▸ **Records that describe figures**

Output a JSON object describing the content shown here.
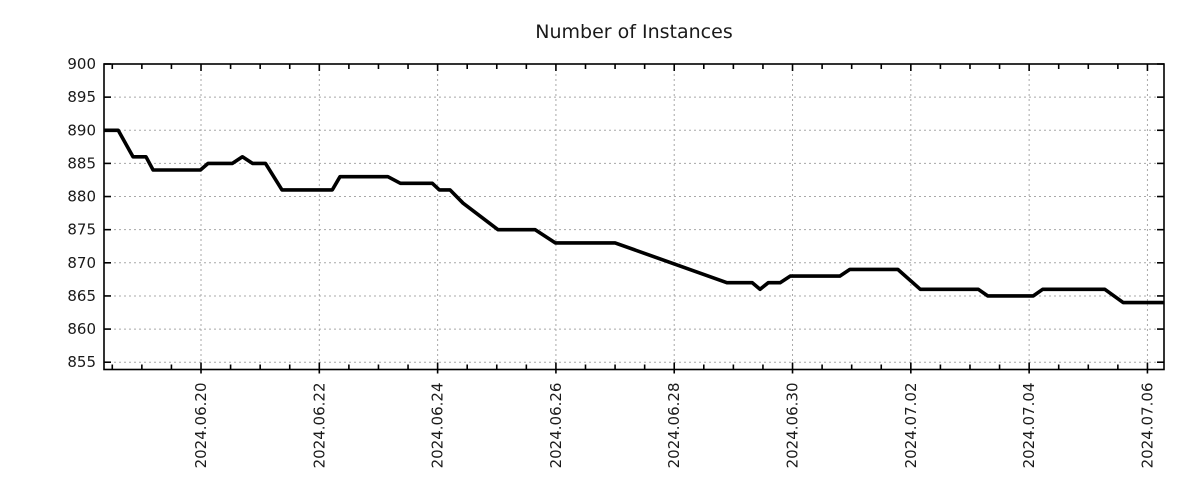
{
  "chart_data": {
    "type": "line",
    "title": "Number of Instances",
    "xlabel": "",
    "ylabel": "",
    "grid": true,
    "legend": "none",
    "colors": {
      "line": "#000000",
      "grid": "#a8a8a8",
      "axis": "#000000",
      "text": "#1a1a1a",
      "background": "#ffffff"
    },
    "y_ticks": [
      855,
      860,
      865,
      870,
      875,
      880,
      885,
      890,
      895,
      900
    ],
    "ylim": [
      853.9,
      900
    ],
    "x_ticks": [
      {
        "label": "2024.06.20",
        "day": 0
      },
      {
        "label": "2024.06.22",
        "day": 2
      },
      {
        "label": "2024.06.24",
        "day": 4
      },
      {
        "label": "2024.06.26",
        "day": 6
      },
      {
        "label": "2024.06.28",
        "day": 8
      },
      {
        "label": "2024.06.30",
        "day": 10
      },
      {
        "label": "2024.07.02",
        "day": 12
      },
      {
        "label": "2024.07.04",
        "day": 14
      },
      {
        "label": "2024.07.06",
        "day": 16
      }
    ],
    "xlim_days": [
      -1.64,
      16.28
    ],
    "x_minor_tick_step_days": 0.5,
    "x_major_grid_step_days": 2,
    "series": [
      {
        "name": "instances",
        "note": "x = days relative to 2024.06.20 00:00, y = number of instances; polyline breakpoints",
        "points": [
          [
            -1.64,
            890
          ],
          [
            -1.4,
            890
          ],
          [
            -1.15,
            886
          ],
          [
            -0.93,
            886
          ],
          [
            -0.81,
            884
          ],
          [
            -0.01,
            884
          ],
          [
            0.12,
            885
          ],
          [
            0.53,
            885
          ],
          [
            0.7,
            886
          ],
          [
            0.87,
            885
          ],
          [
            1.09,
            885
          ],
          [
            1.37,
            881
          ],
          [
            2.22,
            881
          ],
          [
            2.35,
            883
          ],
          [
            3.16,
            883
          ],
          [
            3.37,
            882
          ],
          [
            3.91,
            882
          ],
          [
            4.03,
            881
          ],
          [
            4.21,
            881
          ],
          [
            4.43,
            879
          ],
          [
            5.02,
            875
          ],
          [
            5.65,
            875
          ],
          [
            5.99,
            873
          ],
          [
            7.0,
            873
          ],
          [
            8.89,
            867
          ],
          [
            9.32,
            867
          ],
          [
            9.45,
            866
          ],
          [
            9.59,
            867
          ],
          [
            9.79,
            867
          ],
          [
            9.96,
            868
          ],
          [
            10.8,
            868
          ],
          [
            10.97,
            869
          ],
          [
            11.78,
            869
          ],
          [
            12.16,
            866
          ],
          [
            13.14,
            866
          ],
          [
            13.3,
            865
          ],
          [
            14.07,
            865
          ],
          [
            14.23,
            866
          ],
          [
            15.28,
            866
          ],
          [
            15.59,
            864
          ],
          [
            16.28,
            864
          ]
        ]
      }
    ]
  }
}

▸ **Exercise directions**
Extract the full listing above verbatim; pictures are to be left out of the copy.

▸ **Result**
Output a JSON object describing the content shown here.
{
  "chart_data": {
    "type": "line",
    "title": "Number of Instances",
    "xlabel": "",
    "ylabel": "",
    "grid": true,
    "legend": "none",
    "colors": {
      "line": "#000000",
      "grid": "#a8a8a8",
      "axis": "#000000",
      "text": "#1a1a1a",
      "background": "#ffffff"
    },
    "y_ticks": [
      855,
      860,
      865,
      870,
      875,
      880,
      885,
      890,
      895,
      900
    ],
    "ylim": [
      853.9,
      900
    ],
    "x_ticks": [
      {
        "label": "2024.06.20",
        "day": 0
      },
      {
        "label": "2024.06.22",
        "day": 2
      },
      {
        "label": "2024.06.24",
        "day": 4
      },
      {
        "label": "2024.06.26",
        "day": 6
      },
      {
        "label": "2024.06.28",
        "day": 8
      },
      {
        "label": "2024.06.30",
        "day": 10
      },
      {
        "label": "2024.07.02",
        "day": 12
      },
      {
        "label": "2024.07.04",
        "day": 14
      },
      {
        "label": "2024.07.06",
        "day": 16
      }
    ],
    "xlim_days": [
      -1.64,
      16.28
    ],
    "x_minor_tick_step_days": 0.5,
    "x_major_grid_step_days": 2,
    "series": [
      {
        "name": "instances",
        "note": "x = days relative to 2024.06.20 00:00, y = number of instances; polyline breakpoints",
        "points": [
          [
            -1.64,
            890
          ],
          [
            -1.4,
            890
          ],
          [
            -1.15,
            886
          ],
          [
            -0.93,
            886
          ],
          [
            -0.81,
            884
          ],
          [
            -0.01,
            884
          ],
          [
            0.12,
            885
          ],
          [
            0.53,
            885
          ],
          [
            0.7,
            886
          ],
          [
            0.87,
            885
          ],
          [
            1.09,
            885
          ],
          [
            1.37,
            881
          ],
          [
            2.22,
            881
          ],
          [
            2.35,
            883
          ],
          [
            3.16,
            883
          ],
          [
            3.37,
            882
          ],
          [
            3.91,
            882
          ],
          [
            4.03,
            881
          ],
          [
            4.21,
            881
          ],
          [
            4.43,
            879
          ],
          [
            5.02,
            875
          ],
          [
            5.65,
            875
          ],
          [
            5.99,
            873
          ],
          [
            7.0,
            873
          ],
          [
            8.89,
            867
          ],
          [
            9.32,
            867
          ],
          [
            9.45,
            866
          ],
          [
            9.59,
            867
          ],
          [
            9.79,
            867
          ],
          [
            9.96,
            868
          ],
          [
            10.8,
            868
          ],
          [
            10.97,
            869
          ],
          [
            11.78,
            869
          ],
          [
            12.16,
            866
          ],
          [
            13.14,
            866
          ],
          [
            13.3,
            865
          ],
          [
            14.07,
            865
          ],
          [
            14.23,
            866
          ],
          [
            15.28,
            866
          ],
          [
            15.59,
            864
          ],
          [
            16.28,
            864
          ]
        ]
      }
    ]
  }
}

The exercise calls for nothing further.